Provided data:
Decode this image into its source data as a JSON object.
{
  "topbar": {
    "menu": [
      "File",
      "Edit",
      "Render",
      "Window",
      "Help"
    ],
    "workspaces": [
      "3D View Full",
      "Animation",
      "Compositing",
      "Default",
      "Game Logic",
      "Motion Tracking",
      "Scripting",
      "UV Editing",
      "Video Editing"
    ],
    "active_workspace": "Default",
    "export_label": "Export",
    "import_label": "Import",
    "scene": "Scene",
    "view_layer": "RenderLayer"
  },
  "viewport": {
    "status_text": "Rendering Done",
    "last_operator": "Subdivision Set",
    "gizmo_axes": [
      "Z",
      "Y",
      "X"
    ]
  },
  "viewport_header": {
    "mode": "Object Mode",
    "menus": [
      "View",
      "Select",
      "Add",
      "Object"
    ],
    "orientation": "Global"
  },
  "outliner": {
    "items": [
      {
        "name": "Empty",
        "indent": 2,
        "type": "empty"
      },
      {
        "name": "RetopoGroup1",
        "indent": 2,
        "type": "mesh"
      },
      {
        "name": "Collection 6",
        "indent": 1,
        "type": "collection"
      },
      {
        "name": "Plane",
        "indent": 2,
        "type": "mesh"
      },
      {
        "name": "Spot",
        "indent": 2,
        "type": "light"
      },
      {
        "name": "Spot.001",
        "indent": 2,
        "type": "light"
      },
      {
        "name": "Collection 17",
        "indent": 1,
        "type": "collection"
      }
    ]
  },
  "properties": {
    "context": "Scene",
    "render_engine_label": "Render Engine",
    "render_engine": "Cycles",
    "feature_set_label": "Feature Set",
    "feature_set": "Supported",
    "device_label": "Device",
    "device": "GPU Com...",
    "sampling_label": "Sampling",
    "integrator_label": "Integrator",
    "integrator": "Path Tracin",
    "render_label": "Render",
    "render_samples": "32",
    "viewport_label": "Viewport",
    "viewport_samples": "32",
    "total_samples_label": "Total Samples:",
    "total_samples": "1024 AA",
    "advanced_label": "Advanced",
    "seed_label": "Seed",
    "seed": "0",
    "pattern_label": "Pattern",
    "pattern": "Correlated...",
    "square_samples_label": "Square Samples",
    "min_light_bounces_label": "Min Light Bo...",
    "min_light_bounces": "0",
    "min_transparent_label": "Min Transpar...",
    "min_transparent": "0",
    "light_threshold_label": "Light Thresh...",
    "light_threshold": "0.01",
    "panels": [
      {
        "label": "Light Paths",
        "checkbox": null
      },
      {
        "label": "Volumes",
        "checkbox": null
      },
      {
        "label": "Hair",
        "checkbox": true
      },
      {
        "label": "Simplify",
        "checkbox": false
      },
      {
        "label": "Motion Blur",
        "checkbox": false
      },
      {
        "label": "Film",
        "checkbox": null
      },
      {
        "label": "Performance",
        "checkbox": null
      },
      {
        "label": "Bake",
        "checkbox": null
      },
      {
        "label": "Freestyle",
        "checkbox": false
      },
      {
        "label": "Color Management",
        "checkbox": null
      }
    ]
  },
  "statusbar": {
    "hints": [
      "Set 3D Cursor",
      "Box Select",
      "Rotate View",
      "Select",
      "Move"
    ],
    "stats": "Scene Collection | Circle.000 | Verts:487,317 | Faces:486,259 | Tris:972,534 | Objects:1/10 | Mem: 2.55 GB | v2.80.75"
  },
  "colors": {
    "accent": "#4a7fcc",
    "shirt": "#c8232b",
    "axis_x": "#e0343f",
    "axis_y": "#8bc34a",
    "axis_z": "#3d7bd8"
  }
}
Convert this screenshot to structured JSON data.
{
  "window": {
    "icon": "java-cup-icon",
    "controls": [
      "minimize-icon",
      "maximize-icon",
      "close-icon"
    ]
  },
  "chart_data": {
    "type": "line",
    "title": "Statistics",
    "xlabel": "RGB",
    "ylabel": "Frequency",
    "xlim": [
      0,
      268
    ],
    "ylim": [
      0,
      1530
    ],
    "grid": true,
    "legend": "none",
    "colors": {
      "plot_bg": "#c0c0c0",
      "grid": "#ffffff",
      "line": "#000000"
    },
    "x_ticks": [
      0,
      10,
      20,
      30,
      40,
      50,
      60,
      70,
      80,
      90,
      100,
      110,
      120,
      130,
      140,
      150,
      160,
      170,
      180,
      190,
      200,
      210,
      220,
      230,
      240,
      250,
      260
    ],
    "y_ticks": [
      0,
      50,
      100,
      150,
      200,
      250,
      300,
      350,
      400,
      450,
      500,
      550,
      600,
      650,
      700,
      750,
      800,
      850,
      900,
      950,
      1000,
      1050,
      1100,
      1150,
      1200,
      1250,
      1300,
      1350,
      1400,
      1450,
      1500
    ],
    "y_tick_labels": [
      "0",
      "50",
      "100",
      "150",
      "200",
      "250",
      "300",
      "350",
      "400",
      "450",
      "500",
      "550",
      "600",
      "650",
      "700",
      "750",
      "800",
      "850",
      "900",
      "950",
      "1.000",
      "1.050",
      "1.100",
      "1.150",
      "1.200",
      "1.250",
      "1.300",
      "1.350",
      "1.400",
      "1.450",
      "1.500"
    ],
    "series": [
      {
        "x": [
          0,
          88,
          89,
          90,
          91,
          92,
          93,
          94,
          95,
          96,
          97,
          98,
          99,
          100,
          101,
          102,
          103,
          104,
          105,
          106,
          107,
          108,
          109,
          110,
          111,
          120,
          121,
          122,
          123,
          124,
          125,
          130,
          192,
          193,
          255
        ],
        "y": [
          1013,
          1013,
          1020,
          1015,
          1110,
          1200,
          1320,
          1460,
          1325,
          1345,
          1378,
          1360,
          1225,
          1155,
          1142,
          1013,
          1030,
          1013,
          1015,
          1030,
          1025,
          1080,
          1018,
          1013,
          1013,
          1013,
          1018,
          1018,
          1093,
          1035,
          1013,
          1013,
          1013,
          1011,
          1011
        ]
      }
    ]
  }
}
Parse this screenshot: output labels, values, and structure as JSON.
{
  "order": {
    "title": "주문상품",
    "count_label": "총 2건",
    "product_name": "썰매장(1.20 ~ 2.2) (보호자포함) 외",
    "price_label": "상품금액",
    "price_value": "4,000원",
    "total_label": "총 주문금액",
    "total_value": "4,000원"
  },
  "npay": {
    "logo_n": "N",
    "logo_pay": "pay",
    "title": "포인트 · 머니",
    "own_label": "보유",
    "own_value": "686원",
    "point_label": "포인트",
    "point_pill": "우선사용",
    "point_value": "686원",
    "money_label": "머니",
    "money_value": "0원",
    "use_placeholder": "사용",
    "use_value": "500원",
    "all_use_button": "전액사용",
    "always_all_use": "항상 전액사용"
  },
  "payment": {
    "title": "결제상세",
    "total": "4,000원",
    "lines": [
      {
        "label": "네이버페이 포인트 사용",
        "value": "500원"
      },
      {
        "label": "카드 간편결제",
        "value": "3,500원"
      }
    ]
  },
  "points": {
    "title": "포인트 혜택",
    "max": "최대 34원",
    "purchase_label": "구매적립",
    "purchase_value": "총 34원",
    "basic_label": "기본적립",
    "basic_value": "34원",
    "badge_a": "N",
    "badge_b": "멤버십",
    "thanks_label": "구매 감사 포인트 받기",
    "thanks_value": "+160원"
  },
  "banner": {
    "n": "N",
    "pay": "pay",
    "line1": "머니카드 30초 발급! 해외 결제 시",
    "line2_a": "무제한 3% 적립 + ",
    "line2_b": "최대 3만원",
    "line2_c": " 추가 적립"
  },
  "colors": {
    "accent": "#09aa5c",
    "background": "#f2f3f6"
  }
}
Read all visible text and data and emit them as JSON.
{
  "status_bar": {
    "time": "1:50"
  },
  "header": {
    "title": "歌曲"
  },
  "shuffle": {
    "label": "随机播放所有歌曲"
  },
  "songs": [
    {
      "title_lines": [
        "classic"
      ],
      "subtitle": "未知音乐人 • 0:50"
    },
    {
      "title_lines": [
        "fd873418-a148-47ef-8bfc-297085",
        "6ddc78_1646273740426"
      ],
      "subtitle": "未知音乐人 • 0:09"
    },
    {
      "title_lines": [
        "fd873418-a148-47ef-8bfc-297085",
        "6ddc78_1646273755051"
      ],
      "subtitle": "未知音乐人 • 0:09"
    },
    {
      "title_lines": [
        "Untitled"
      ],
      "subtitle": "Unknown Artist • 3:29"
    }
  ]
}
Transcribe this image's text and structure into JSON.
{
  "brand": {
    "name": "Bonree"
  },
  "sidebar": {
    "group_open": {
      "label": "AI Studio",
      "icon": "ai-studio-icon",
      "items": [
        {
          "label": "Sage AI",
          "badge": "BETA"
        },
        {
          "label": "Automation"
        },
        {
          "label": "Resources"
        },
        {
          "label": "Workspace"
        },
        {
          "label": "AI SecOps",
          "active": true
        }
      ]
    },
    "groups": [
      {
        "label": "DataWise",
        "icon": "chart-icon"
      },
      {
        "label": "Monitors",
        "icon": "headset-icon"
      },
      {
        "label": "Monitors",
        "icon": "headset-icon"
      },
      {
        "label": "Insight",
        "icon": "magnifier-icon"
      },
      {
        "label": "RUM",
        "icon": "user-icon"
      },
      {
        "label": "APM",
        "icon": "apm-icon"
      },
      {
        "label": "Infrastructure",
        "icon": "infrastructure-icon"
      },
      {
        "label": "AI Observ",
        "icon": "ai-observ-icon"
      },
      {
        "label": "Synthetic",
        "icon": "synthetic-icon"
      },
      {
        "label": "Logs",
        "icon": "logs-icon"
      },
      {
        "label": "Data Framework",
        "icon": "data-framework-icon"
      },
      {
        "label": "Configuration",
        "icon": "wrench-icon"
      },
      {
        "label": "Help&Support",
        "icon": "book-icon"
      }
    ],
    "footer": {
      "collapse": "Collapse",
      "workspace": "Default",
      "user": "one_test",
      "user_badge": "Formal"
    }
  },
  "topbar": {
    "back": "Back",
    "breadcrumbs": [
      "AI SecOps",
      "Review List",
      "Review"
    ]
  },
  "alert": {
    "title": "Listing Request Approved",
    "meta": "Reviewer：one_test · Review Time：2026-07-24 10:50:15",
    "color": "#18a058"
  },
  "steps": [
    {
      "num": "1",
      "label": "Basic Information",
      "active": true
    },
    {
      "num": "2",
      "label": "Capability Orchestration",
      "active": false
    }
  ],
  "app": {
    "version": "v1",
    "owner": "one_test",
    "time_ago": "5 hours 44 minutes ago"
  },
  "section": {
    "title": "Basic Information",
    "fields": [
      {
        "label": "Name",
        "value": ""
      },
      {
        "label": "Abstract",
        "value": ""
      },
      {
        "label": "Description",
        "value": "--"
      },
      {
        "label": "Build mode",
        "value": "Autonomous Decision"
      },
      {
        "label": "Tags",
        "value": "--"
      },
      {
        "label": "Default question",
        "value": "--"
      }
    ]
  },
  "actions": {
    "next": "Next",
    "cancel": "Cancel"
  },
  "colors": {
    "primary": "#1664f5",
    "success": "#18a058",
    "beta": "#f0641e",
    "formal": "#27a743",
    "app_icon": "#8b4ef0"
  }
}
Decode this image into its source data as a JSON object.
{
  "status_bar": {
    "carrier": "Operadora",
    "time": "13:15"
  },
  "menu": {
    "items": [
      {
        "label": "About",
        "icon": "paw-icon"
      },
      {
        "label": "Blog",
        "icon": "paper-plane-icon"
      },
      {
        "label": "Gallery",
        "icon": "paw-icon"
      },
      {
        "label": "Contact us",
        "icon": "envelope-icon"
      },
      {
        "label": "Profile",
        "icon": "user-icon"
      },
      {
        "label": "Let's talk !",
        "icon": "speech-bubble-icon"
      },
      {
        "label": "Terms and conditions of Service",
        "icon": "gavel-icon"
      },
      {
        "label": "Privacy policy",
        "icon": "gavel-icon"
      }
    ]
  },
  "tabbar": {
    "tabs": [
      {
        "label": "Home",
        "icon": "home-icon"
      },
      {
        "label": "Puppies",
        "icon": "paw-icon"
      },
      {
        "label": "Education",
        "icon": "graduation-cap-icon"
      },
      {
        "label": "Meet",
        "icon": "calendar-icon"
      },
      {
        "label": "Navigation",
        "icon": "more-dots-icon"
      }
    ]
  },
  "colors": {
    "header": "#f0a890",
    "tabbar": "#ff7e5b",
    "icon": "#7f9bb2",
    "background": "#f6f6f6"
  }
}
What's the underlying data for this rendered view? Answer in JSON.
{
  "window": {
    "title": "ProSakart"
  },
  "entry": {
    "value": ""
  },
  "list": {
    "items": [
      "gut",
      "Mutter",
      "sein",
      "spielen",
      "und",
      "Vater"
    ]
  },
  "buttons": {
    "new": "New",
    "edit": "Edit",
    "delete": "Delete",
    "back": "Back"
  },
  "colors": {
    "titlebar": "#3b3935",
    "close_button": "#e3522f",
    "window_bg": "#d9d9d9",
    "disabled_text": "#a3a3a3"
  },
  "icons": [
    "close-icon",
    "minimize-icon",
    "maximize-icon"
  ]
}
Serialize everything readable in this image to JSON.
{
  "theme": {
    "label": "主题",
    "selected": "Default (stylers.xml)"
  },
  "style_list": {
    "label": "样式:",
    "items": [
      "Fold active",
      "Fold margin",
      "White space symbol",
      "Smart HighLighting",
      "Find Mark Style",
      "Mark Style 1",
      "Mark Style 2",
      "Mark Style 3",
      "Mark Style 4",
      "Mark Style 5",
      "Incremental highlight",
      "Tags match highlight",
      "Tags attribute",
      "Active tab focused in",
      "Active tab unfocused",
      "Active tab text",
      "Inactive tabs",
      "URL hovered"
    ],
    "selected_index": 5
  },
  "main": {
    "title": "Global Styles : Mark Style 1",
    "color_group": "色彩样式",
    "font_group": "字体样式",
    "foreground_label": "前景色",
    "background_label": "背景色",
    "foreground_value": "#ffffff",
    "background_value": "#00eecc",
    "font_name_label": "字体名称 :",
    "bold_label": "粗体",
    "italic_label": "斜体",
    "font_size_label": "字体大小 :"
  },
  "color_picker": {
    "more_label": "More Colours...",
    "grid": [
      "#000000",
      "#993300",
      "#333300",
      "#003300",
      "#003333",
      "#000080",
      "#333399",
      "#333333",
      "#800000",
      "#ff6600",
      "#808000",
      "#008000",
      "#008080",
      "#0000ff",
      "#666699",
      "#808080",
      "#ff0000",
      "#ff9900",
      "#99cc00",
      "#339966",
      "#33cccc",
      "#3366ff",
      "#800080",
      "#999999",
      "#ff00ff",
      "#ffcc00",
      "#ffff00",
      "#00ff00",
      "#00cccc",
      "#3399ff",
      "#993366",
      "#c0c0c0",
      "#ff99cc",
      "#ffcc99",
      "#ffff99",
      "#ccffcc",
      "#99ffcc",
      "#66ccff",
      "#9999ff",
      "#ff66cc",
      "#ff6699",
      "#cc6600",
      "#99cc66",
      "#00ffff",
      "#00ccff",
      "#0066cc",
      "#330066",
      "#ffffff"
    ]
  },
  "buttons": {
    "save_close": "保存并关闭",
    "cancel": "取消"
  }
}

Objective:
From the data above, count the lines where "Default" occurs and give that figure and nothing else.

Solution to this problem:
5